Copy the material that follows word for word and omit its pictures.

+---+

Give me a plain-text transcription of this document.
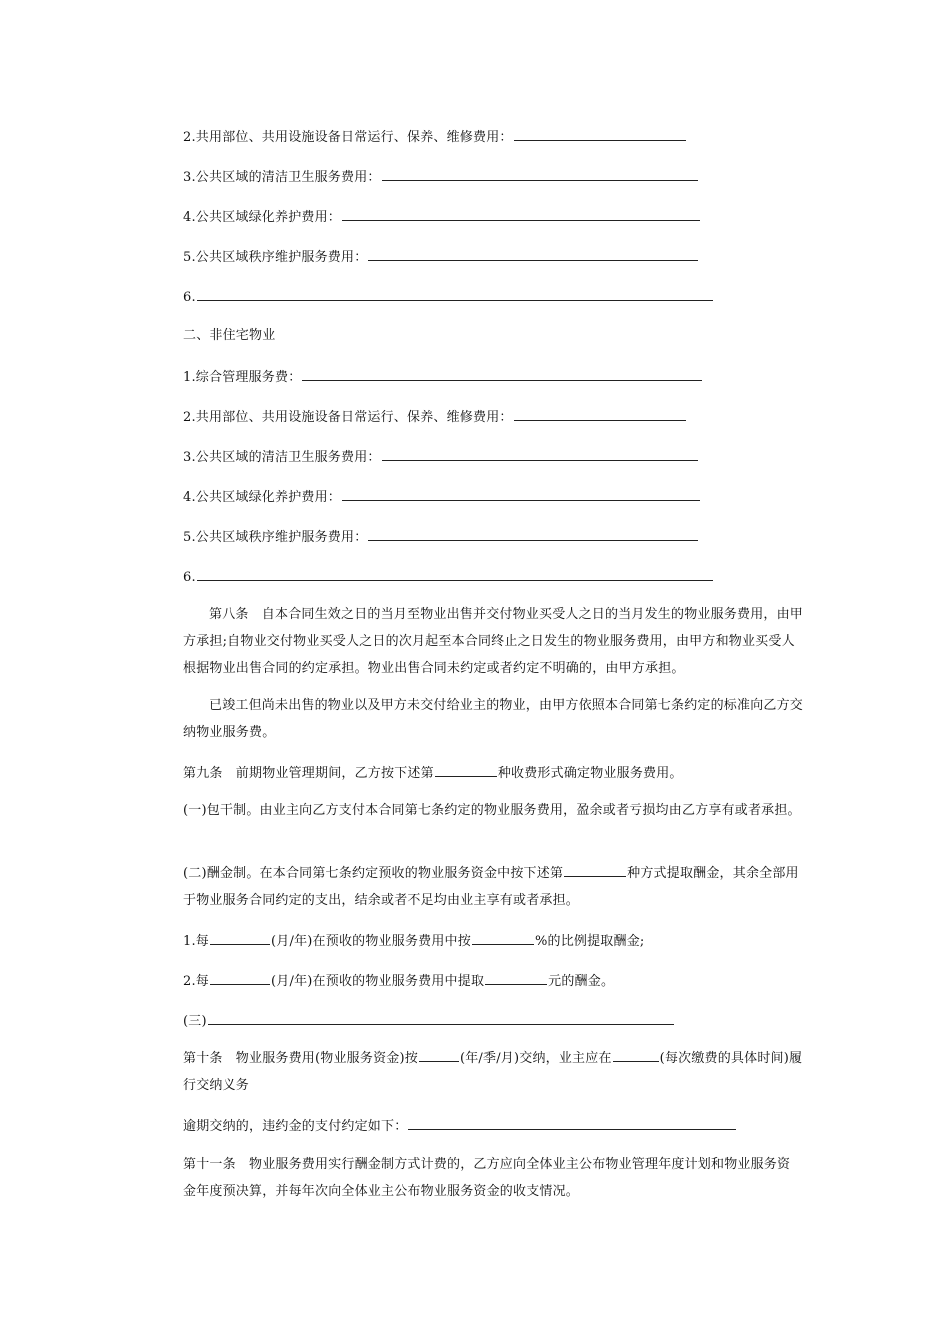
2.共用部位、共用设施设备日常运行、保养、维修费用：
3.公共区域的清洁卫生服务费用：
4.公共区域绿化养护费用：
5.公共区域秩序维护服务费用：
6.
二、非住宅物业
1.综合管理服务费：
2.共用部位、共用设施设备日常运行、保养、维修费用：
3.公共区域的清洁卫生服务费用：
4.公共区域绿化养护费用：
5.公共区域秩序维护服务费用：
6.
第八条　自本合同生效之日的当月至物业出售并交付物业买受人之日的当月发生的物业服务费用，由甲方承担;自物业交付物业买受人之日的次月起至本合同终止之日发生的物业服务费用，由甲方和物业买受人根据物业出售合同的约定承担。物业出售合同未约定或者约定不明确的，由甲方承担。
已竣工但尚未出售的物业以及甲方未交付给业主的物业，由甲方依照本合同第七条约定的标准向乙方交纳物业服务费。
第九条　前期物业管理期间，乙方按下述第	种收费形式确定物业服务费用。
(一)包干制。由业主向乙方支付本合同第七条约定的物业服务费用，盈余或者亏损均由乙方享有或者承担。
(二)酬金制。在本合同第七条约定预收的物业服务资金中按下述第	种方式提取酬金，其余全部用于物业服务合同约定的支出，结余或者不足均由业主享有或者承担。
1.每	(月/年)在预收的物业服务费用中按	%的比例提取酬金;
2.每	(月/年)在预收的物业服务费用中提取	元的酬金。
(三)
第十条　物业服务费用(物业服务资金)按	(年/季/月)交纳，业主应在	(每次缴费的具体时间)履行交纳义务
逾期交纳的，违约金的支付约定如下：
第十一条　物业服务费用实行酬金制方式计费的，乙方应向全体业主公布物业管理年度计划和物业服务资金年度预决算，并每年次向全体业主公布物业服务资金的收支情况。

+---+

## ANSWER TO THIS EXERCISE
Give me a plain-text transcription of this document.
2.共用部位、共用设施设备日常运行、保养、维修费用：
3.公共区域的清洁卫生服务费用：
4.公共区域绿化养护费用：
5.公共区域秩序维护服务费用：
6.
二、非住宅物业
1.综合管理服务费：
2.共用部位、共用设施设备日常运行、保养、维修费用：
3.公共区域的清洁卫生服务费用：
4.公共区域绿化养护费用：
5.公共区域秩序维护服务费用：
6.
第八条　自本合同生效之日的当月至物业出售并交付物业买受人之日的当月发生的物业服务费用，由甲方承担;自物业交付物业买受人之日的次月起至本合同终止之日发生的物业服务费用，由甲方和物业买受人根据物业出售合同的约定承担。物业出售合同未约定或者约定不明确的，由甲方承担。
已竣工但尚未出售的物业以及甲方未交付给业主的物业，由甲方依照本合同第七条约定的标准向乙方交纳物业服务费。
第九条　前期物业管理期间，乙方按下述第	种收费形式确定物业服务费用。
(一)包干制。由业主向乙方支付本合同第七条约定的物业服务费用，盈余或者亏损均由乙方享有或者承担。
(二)酬金制。在本合同第七条约定预收的物业服务资金中按下述第	种方式提取酬金，其余全部用于物业服务合同约定的支出，结余或者不足均由业主享有或者承担。
1.每	(月/年)在预收的物业服务费用中按	%的比例提取酬金;
2.每	(月/年)在预收的物业服务费用中提取	元的酬金。
(三)
第十条　物业服务费用(物业服务资金)按	(年/季/月)交纳，业主应在	(每次缴费的具体时间)履行交纳义务
逾期交纳的，违约金的支付约定如下：
第十一条　物业服务费用实行酬金制方式计费的，乙方应向全体业主公布物业管理年度计划和物业服务资金年度预决算，并每年次向全体业主公布物业服务资金的收支情况。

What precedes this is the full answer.